Language of document : ECLI:EU:C:2019:895

ACÓRDÃO DO TRIBUNAL DE JUSTIÇA (Quinta Secção)

24 de outubro de 2019 (*)

«Reenvio prejudicial — Fiscalidade — Imposto sobre o rendimento das pessoas singulares — Inadmissibilidade do pedido de decisão prejudicial»

Nos processos apensos C‑469/18 e C‑470/18,

que têm por objeto dois pedidos de decisão prejudicial apresentados, nos termos do artigo 267.o TFUE, pelo Hof van Cassatie (Tribunal de Cassação, Bélgica), por Decisões de 28 de junho de 2018, que deram entrada no Tribunal de Justiça em 19 de julho de 2018, nos processos

IN (C‑469/18),

JM (C‑470/18)

contra

Belgische Staat,

O TRIBUNAL DE JUSTIÇA (Quinta Secção),

composto por: E. Regan, presidente de secção, I. Jarukaitis (relator), E. Juhász, M. Ilešič e C. Lycourgos, juízes,

advogada‑geral: J. Kokott,

secretário: A. Calot Escobar,

vistos os autos,

vistas as observações apresentadas:

–        em representação de IN e JM, por J. Verbist, advocaat,

–        em representação do Governo belga, por J.‑C. Halleux, P. Cottin e C. Pochet, na qualidade de agentes, assistidos por W. van Eeckhoutte, advocaat,

–        em representação do Governo italiano, por G. Palmieri, na qualidade de agente, assistida por P. Gentili, avvocato dello Stato,

–        em representação do Governo neerlandês, por M. K. Bulterman e J. Hoogveld, na qualidade de agentes,

–        em representação da Comissão Europeia, por H. Krämer e W. Roels, na qualidade de agentes,

ouvidas as conclusões da advogada‑geral na audiência de 11 de julho de 2019,

profere o presente

Acórdão

1        Os pedidos de decisão prejudicial têm por objeto a interpretação do artigo 47.o da Carta dos Direitos Fundamentais da União Europeia (a seguir «Carta»).

══════════════════════════════

**Tarefa a realizar:**
Imprima o acórdão do Tribunal de Justiça na íntegra, sem alterar nada. O material apresentado a seguir tem outra origem.

**Entradas:**
══════════════════════════════

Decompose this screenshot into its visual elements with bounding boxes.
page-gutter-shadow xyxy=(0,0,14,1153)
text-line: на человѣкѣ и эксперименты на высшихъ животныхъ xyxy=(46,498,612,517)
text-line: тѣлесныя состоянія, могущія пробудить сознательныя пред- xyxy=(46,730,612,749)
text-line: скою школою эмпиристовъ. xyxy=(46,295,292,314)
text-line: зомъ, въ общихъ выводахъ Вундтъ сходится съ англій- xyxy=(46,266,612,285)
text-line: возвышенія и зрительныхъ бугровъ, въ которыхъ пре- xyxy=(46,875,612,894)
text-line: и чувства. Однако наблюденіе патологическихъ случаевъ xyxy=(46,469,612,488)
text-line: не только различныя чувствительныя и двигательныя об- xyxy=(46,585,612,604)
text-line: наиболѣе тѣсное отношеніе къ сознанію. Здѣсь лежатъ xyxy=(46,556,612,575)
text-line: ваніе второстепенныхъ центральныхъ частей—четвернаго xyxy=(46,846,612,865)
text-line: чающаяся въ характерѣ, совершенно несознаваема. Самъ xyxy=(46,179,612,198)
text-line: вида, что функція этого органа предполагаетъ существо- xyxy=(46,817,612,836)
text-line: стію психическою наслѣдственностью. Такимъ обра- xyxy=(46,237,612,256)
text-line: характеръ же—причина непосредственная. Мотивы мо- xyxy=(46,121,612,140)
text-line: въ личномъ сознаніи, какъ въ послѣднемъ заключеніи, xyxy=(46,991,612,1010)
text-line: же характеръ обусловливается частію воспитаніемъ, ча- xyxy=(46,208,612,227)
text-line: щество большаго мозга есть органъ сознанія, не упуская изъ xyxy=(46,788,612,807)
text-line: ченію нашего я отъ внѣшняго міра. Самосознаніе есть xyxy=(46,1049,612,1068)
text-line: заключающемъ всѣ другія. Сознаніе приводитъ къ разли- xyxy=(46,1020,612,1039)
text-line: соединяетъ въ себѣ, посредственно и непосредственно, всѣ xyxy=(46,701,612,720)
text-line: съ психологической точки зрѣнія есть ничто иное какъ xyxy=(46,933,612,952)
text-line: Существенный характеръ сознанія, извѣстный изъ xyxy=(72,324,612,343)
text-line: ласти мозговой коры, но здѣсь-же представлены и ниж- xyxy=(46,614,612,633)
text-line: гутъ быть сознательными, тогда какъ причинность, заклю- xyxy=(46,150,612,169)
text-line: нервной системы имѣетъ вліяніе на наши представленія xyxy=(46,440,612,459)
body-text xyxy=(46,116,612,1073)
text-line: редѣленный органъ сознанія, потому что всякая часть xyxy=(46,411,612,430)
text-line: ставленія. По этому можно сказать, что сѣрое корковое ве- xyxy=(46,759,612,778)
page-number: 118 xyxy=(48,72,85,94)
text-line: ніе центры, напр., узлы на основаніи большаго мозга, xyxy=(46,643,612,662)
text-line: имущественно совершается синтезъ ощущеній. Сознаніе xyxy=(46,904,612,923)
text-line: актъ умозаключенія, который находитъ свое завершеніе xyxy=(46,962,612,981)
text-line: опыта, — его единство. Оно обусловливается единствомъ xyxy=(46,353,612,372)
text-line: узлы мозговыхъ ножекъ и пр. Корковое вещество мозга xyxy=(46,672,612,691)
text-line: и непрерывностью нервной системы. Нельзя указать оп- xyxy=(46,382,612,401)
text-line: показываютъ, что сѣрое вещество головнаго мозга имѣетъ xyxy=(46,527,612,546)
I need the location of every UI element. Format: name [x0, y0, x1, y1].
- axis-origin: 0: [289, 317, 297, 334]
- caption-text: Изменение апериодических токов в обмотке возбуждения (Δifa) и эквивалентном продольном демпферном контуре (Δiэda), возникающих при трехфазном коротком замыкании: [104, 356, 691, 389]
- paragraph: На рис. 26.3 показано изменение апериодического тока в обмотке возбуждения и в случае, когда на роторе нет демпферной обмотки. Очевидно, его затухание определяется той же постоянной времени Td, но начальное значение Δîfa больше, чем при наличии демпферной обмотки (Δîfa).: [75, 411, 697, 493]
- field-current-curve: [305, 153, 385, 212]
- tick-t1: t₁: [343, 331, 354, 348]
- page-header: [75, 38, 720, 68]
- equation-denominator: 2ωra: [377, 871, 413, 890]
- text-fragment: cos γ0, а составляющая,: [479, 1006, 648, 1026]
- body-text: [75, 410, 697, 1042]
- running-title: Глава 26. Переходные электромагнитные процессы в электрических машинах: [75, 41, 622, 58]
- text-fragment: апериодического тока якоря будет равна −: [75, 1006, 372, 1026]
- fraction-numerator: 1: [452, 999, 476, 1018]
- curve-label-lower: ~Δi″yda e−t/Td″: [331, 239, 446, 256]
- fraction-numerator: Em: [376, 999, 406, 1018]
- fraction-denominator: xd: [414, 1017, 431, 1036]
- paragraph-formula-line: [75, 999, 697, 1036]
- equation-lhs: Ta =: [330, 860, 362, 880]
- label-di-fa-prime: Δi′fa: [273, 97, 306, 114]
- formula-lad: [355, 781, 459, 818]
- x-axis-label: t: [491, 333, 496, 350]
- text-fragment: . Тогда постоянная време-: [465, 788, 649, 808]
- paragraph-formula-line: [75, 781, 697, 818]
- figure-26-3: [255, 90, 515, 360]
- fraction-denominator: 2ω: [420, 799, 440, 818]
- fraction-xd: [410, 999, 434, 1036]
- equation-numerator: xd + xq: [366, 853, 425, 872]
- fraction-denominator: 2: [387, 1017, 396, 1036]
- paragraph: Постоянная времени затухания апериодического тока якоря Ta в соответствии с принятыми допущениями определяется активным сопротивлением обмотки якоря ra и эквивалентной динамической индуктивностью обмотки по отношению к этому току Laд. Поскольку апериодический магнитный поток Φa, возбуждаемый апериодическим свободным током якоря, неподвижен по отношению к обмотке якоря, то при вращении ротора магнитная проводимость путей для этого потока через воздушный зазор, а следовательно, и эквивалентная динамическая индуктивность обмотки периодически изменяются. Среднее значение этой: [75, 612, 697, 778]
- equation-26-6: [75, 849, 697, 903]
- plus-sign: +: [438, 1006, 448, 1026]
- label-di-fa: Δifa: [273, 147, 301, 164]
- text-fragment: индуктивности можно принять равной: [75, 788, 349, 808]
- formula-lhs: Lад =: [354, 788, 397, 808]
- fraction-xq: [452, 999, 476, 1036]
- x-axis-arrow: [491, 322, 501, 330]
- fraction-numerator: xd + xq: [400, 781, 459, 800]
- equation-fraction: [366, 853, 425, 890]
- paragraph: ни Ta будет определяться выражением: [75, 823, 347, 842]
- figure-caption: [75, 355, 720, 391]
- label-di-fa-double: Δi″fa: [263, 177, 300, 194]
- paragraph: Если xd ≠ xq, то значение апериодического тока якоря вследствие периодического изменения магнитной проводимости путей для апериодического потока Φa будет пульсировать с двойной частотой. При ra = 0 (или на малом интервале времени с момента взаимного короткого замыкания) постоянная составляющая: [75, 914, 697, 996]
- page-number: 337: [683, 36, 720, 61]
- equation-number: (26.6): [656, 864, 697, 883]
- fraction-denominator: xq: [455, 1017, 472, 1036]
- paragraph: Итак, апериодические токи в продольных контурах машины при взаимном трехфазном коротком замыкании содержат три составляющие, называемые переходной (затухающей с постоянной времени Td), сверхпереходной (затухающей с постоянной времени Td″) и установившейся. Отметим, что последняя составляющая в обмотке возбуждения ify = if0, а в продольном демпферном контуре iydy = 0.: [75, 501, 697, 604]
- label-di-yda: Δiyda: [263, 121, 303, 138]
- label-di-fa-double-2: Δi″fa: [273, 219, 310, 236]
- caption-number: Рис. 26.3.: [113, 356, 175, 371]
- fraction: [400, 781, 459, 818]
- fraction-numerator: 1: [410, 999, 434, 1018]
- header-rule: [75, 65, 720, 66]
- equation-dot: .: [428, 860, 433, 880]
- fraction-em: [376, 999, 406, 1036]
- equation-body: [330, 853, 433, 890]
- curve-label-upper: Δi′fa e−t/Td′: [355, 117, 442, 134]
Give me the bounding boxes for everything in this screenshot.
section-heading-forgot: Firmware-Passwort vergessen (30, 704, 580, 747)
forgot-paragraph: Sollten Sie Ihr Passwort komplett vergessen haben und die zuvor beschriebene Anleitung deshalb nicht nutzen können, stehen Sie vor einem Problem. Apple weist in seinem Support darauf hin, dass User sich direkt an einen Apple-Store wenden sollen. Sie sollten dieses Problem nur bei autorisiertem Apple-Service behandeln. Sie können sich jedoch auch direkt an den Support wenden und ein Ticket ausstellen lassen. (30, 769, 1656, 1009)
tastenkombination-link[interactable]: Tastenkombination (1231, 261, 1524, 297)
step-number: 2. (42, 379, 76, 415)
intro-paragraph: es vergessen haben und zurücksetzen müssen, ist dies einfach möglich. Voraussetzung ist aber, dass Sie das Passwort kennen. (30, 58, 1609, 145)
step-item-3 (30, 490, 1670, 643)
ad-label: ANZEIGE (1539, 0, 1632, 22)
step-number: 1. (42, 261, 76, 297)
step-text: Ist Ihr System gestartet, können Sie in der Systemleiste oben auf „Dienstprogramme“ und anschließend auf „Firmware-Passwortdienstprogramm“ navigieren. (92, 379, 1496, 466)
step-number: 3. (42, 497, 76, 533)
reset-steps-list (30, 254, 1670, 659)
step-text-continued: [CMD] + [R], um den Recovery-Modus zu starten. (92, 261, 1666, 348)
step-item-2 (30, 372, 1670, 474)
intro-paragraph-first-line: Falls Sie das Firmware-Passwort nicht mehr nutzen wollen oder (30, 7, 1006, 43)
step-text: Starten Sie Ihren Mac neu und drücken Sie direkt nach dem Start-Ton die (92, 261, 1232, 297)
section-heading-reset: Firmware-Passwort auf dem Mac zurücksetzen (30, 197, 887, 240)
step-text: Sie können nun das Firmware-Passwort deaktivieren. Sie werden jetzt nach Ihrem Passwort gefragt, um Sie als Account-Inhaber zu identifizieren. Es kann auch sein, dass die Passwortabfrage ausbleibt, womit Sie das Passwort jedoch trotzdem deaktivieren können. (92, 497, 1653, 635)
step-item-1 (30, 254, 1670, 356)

══════════════════════════════

**Solução do exercício:**
Language of document : ECLI:EU:C:2019:895

ACÓRDÃO DO TRIBUNAL DE JUSTIÇA (Quinta Secção)

24 de outubro de 2019 (*)

«Reenvio prejudicial — Fiscalidade — Imposto sobre o rendimento das pessoas singulares — Inadmissibilidade do pedido de decisão prejudicial»

Nos processos apensos C‑469/18 e C‑470/18,

que têm por objeto dois pedidos de decisão prejudicial apresentados, nos termos do artigo 267.o TFUE, pelo Hof van Cassatie (Tribunal de Cassação, Bélgica), por Decisões de 28 de junho de 2018, que deram entrada no Tribunal de Justiça em 19 de julho de 2018, nos processos

IN (C‑469/18),

JM (C‑470/18)

contra

Belgische Staat,

O TRIBUNAL DE JUSTIÇA (Quinta Secção),

composto por: E. Regan, presidente de secção, I. Jarukaitis (relator), E. Juhász, M. Ilešič e C. Lycourgos, juízes,

advogada‑geral: J. Kokott,

secretário: A. Calot Escobar,

vistos os autos,

vistas as observações apresentadas:

–        em representação de IN e JM, por J. Verbist, advocaat,

–        em representação do Governo belga, por J.‑C. Halleux, P. Cottin e C. Pochet, na qualidade de agentes, assistidos por W. van Eeckhoutte, advocaat,

–        em representação do Governo italiano, por G. Palmieri, na qualidade de agente, assistida por P. Gentili, avvocato dello Stato,

–        em representação do Governo neerlandês, por M. K. Bulterman e J. Hoogveld, na qualidade de agentes,

–        em representação da Comissão Europeia, por H. Krämer e W. Roels, na qualidade de agentes,

ouvidas as conclusões da advogada‑geral na audiência de 11 de julho de 2019,

profere o presente

Acórdão

1        Os pedidos de decisão prejudicial têm por objeto a interpretação do artigo 47.o da Carta dos Direitos Fundamentais da União Europeia (a seguir «Carta»).